-- start --
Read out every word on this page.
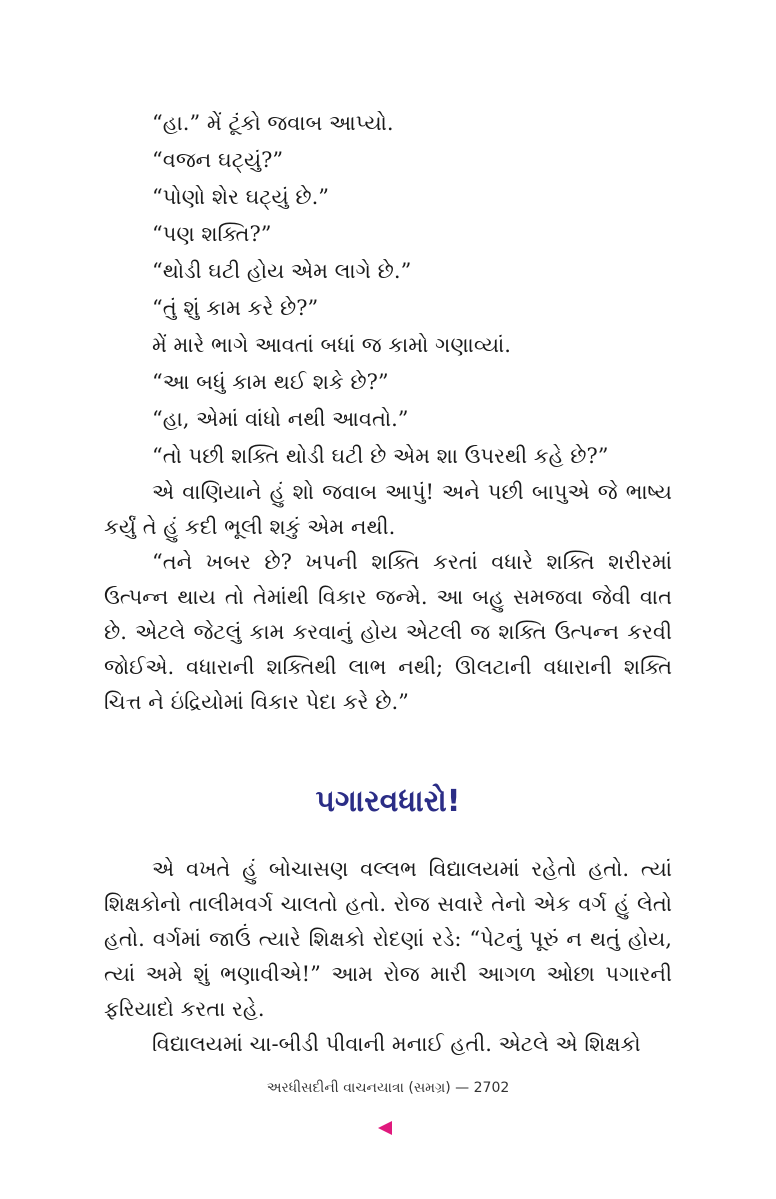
“હા.” મેં ટૂંકો જવાબ આપ્યો.

“વજન ઘટ્યું?”

“પોણો શેર ઘટ્યું છે.”

“પણ શક્તિ?”

“થોડી ઘટી હોય એમ લાગે છે.”

“તું શું કામ કરે છે?”

મેં મારે ભાગે આવતાં બધાં જ કામો ગણાવ્યાં.

“આ બધું કામ થઈ શકે છે?”

“હા, એમાં વાંધો નથી આવતો.”

“તો પછી શક્તિ થોડી ઘટી છે એમ શા ઉપરથી કહે છે?”

એ વાણિયાને હું શો જવાબ આપું! અને પછી બાપુએ જે ભાષ્ય કર્યું તે હું કદી ભૂલી શકું એમ નથી.

“તને ખબર છે? ખપની શક્તિ કરતાં વધારે શક્તિ શરીરમાં ઉત્પન્ન થાય તો તેમાંથી વિકાર જન્મે. આ બહુ સમજવા જેવી વાત છે. એટલે જેટલું કામ કરવાનું હોય એટલી જ શક્તિ ઉત્પન્ન કરવી જોઈએ. વધારાની શક્તિથી લાભ નથી; ઊલટાની વધારાની શક્તિ ચિત્ત ને ઇંદ્રિયોમાં વિકાર પેદા કરે છે.”

પગારવધારો!

એ વખતે હું બોચાસણ વલ્લભ વિદ્યાલયમાં રહેતો હતો. ત્યાં શિક્ષકોનો તાલીમવર્ગ ચાલતો હતો. રોજ સવારે તેનો એક વર્ગ હું લેતો હતો. વર્ગમાં જાઉં ત્યારે શિક્ષકો રોદણાં રડે: “પેટનું પૂરું ન થતું હોય, ત્યાં અમે શું ભણાવીએ!” આમ રોજ મારી આગળ ઓછા પગારની ફરિયાદો કરતા રહે.

વિદ્યાલયમાં ચા-બીડી પીવાની મનાઈ હતી. એટલે એ શિક્ષકો

અરધીસદીની વાચનયાત્રા (સમગ્ર) — 2702
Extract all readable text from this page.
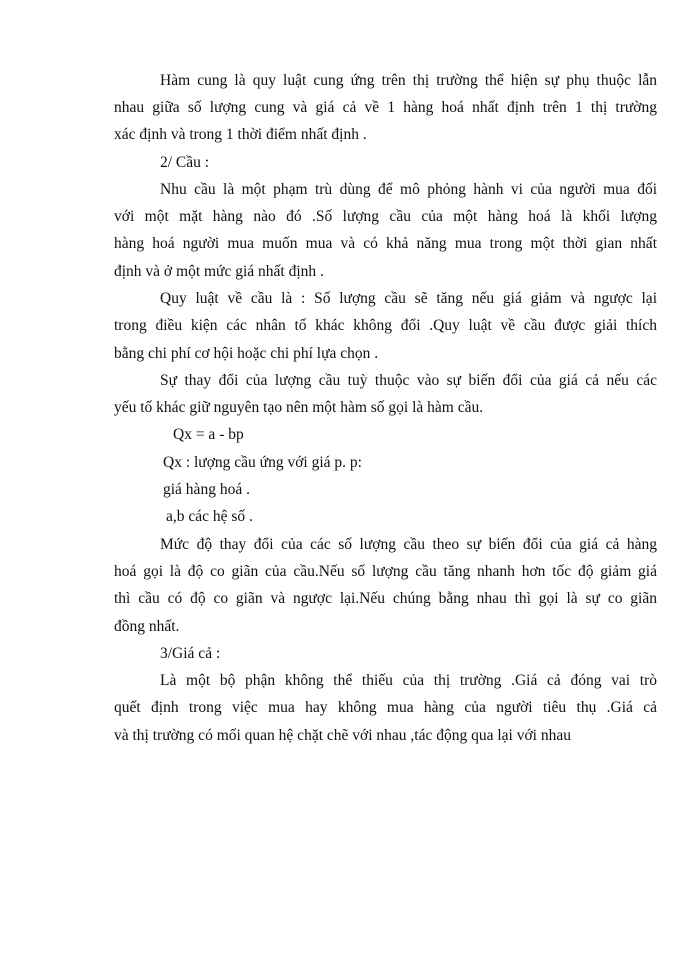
Hàm cung là quy luật cung ứng trên thị trường thể hiện sự phụ thuộc lẫn
nhau giữa số lượng cung và giá cả về 1 hàng hoá nhất định trên 1 thị trường
xác định và trong 1 thời điểm nhất định .
2/ Cầu :
Nhu cầu là một phạm trù dùng để mô phỏng hành vi của người mua đối
với một mặt hàng nào đó .Số lượng cầu của một hàng hoá là khối lượng
hàng hoá người mua muốn mua và có khả năng mua trong một thời gian nhất
định và ở một mức giá nhất định .
Quy luật về cầu là : Số lượng cầu sẽ tăng nếu giá giảm và ngược lại
trong điều kiện các nhân tố khác không đổi .Quy luật về cầu được giải thích
bằng chi phí cơ hội hoặc chi phí lựa chọn .
Sự thay đổi của lượng cầu tuỳ thuộc vào sự biến đổi của giá cả nếu các
yếu tố khác giữ nguyên tạo nên một hàm số gọi là hàm cầu.
Qx = a - bp
Qx : lượng cầu ứng với giá p. p:
giá hàng hoá .
a,b các hệ số .
Mức độ thay đổi của các số lượng cầu theo sự biến đổi của giá cả hàng
hoá gọi là độ co giãn của cầu.Nếu số lượng cầu tăng nhanh hơn tốc độ giảm giá
thì cầu có độ co giãn và ngược lại.Nếu chúng bằng nhau thì gọi là sự co giãn
đồng nhất.
3/Giá cả :
Là một bộ phận không thể thiếu của thị trường .Giá cả đóng vai trò
quết định trong việc mua hay không mua hàng của người tiêu thụ .Giá cả
và thị trường có mối quan hệ chặt chẽ với nhau ,tác động qua lại với nhau
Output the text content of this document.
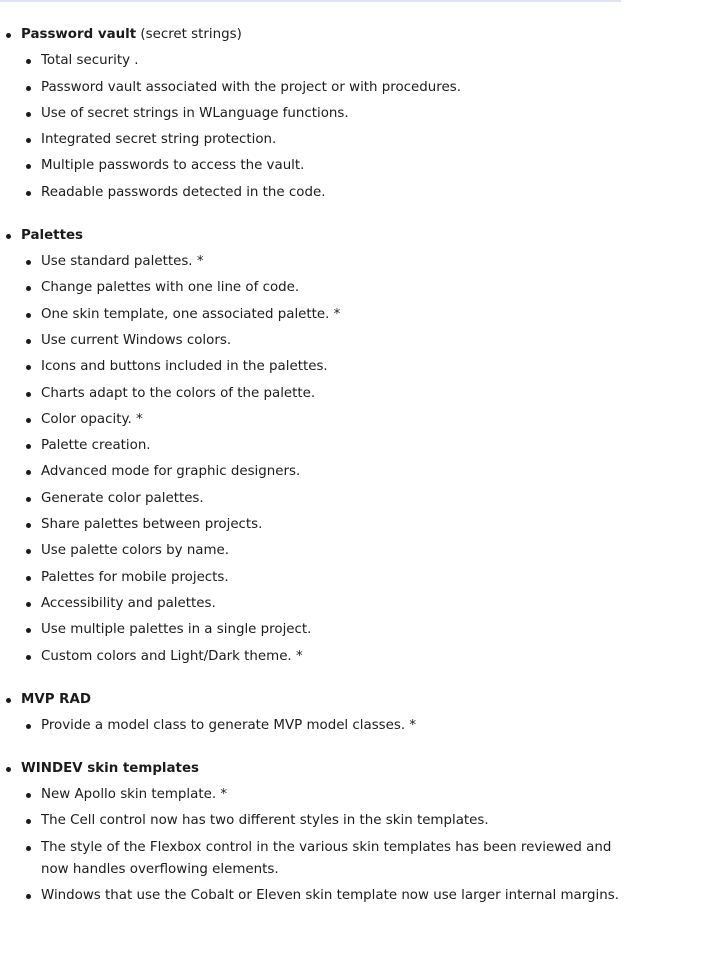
Password vault (secret strings)
Total security .
Password vault associated with the project or with procedures.
Use of secret strings in WLanguage functions.
Integrated secret string protection.
Multiple passwords to access the vault.
Readable passwords detected in the code.
Palettes
Use standard palettes. *
Change palettes with one line of code.
One skin template, one associated palette. *
Use current Windows colors.
Icons and buttons included in the palettes.
Charts adapt to the colors of the palette.
Color opacity. *
Palette creation.
Advanced mode for graphic designers.
Generate color palettes.
Share palettes between projects.
Use palette colors by name.
Palettes for mobile projects.
Accessibility and palettes.
Use multiple palettes in a single project.
Custom colors and Light/Dark theme. *
MVP RAD
Provide a model class to generate MVP model classes. *
WINDEV skin templates
New Apollo skin template. *
The Cell control now has two different styles in the skin templates.
The style of the Flexbox control in the various skin templates has been reviewed and now handles overflowing elements.
Windows that use the Cobalt or Eleven skin template now use larger internal margins.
-- end --
→ What the task asks:
Repeat every record precisely. Any picture among them stays out of the copy.

→ Output of the task:
Read out every word on this page.
“હા.” મેં ટૂંકો જવાબ આપ્યો.

“વજન ઘટ્યું?”

“પોણો શેર ઘટ્યું છે.”

“પણ શક્તિ?”

“થોડી ઘટી હોય એમ લાગે છે.”

“તું શું કામ કરે છે?”

મેં મારે ભાગે આવતાં બધાં જ કામો ગણાવ્યાં.

“આ બધું કામ થઈ શકે છે?”

“હા, એમાં વાંધો નથી આવતો.”

“તો પછી શક્તિ થોડી ઘટી છે એમ શા ઉપરથી કહે છે?”

એ વાણિયાને હું શો જવાબ આપું! અને પછી બાપુએ જે ભાષ્ય કર્યું તે હું કદી ભૂલી શકું એમ નથી.

“તને ખબર છે? ખપની શક્તિ કરતાં વધારે શક્તિ શરીરમાં ઉત્પન્ન થાય તો તેમાંથી વિકાર જન્મે. આ બહુ સમજવા જેવી વાત છે. એટલે જેટલું કામ કરવાનું હોય એટલી જ શક્તિ ઉત્પન્ન કરવી જોઈએ. વધારાની શક્તિથી લાભ નથી; ઊલટાની વધારાની શક્તિ ચિત્ત ને ઇંદ્રિયોમાં વિકાર પેદા કરે છે.”

પગારવધારો!

એ વખતે હું બોચાસણ વલ્લભ વિદ્યાલયમાં રહેતો હતો. ત્યાં શિક્ષકોનો તાલીમવર્ગ ચાલતો હતો. રોજ સવારે તેનો એક વર્ગ હું લેતો હતો. વર્ગમાં જાઉં ત્યારે શિક્ષકો રોદણાં રડે: “પેટનું પૂરું ન થતું હોય, ત્યાં અમે શું ભણાવીએ!” આમ રોજ મારી આગળ ઓછા પગારની ફરિયાદો કરતા રહે.

વિદ્યાલયમાં ચા-બીડી પીવાની મનાઈ હતી. એટલે એ શિક્ષકો

અરધીસદીની વાચનયાત્રા (સમગ્ર) — 2702
Extract all readable text from this page.
Hàm cung là quy luật cung ứng trên thị trường thể hiện sự phụ thuộc lẫn
nhau giữa số lượng cung và giá cả về 1 hàng hoá nhất định trên 1 thị trường
xác định và trong 1 thời điểm nhất định .
2/ Cầu :
Nhu cầu là một phạm trù dùng để mô phỏng hành vi của người mua đối
với một mặt hàng nào đó .Số lượng cầu của một hàng hoá là khối lượng
hàng hoá người mua muốn mua và có khả năng mua trong một thời gian nhất
định và ở một mức giá nhất định .
Quy luật về cầu là : Số lượng cầu sẽ tăng nếu giá giảm và ngược lại
trong điều kiện các nhân tố khác không đổi .Quy luật về cầu được giải thích
bằng chi phí cơ hội hoặc chi phí lựa chọn .
Sự thay đổi của lượng cầu tuỳ thuộc vào sự biến đổi của giá cả nếu các
yếu tố khác giữ nguyên tạo nên một hàm số gọi là hàm cầu.
Qx = a - bp
Qx : lượng cầu ứng với giá p. p:
giá hàng hoá .
a,b các hệ số .
Mức độ thay đổi của các số lượng cầu theo sự biến đổi của giá cả hàng
hoá gọi là độ co giãn của cầu.Nếu số lượng cầu tăng nhanh hơn tốc độ giảm giá
thì cầu có độ co giãn và ngược lại.Nếu chúng bằng nhau thì gọi là sự co giãn
đồng nhất.
3/Giá cả :
Là một bộ phận không thể thiếu của thị trường .Giá cả đóng vai trò
quết định trong việc mua hay không mua hàng của người tiêu thụ .Giá cả
và thị trường có mối quan hệ chặt chẽ với nhau ,tác động qua lại với nhau
Output the text content of this document.
Password vault (secret strings)
Total security .
Password vault associated with the project or with procedures.
Use of secret strings in WLanguage functions.
Integrated secret string protection.
Multiple passwords to access the vault.
Readable passwords detected in the code.
Palettes
Use standard palettes. *
Change palettes with one line of code.
One skin template, one associated palette. *
Use current Windows colors.
Icons and buttons included in the palettes.
Charts adapt to the colors of the palette.
Color opacity. *
Palette creation.
Advanced mode for graphic designers.
Generate color palettes.
Share palettes between projects.
Use palette colors by name.
Palettes for mobile projects.
Accessibility and palettes.
Use multiple palettes in a single project.
Custom colors and Light/Dark theme. *
MVP RAD
Provide a model class to generate MVP model classes. *
WINDEV skin templates
New Apollo skin template. *
The Cell control now has two different styles in the skin templates.
The style of the Flexbox control in the various skin templates has been reviewed and now handles overflowing elements.
Windows that use the Cobalt or Eleven skin template now use larger internal margins.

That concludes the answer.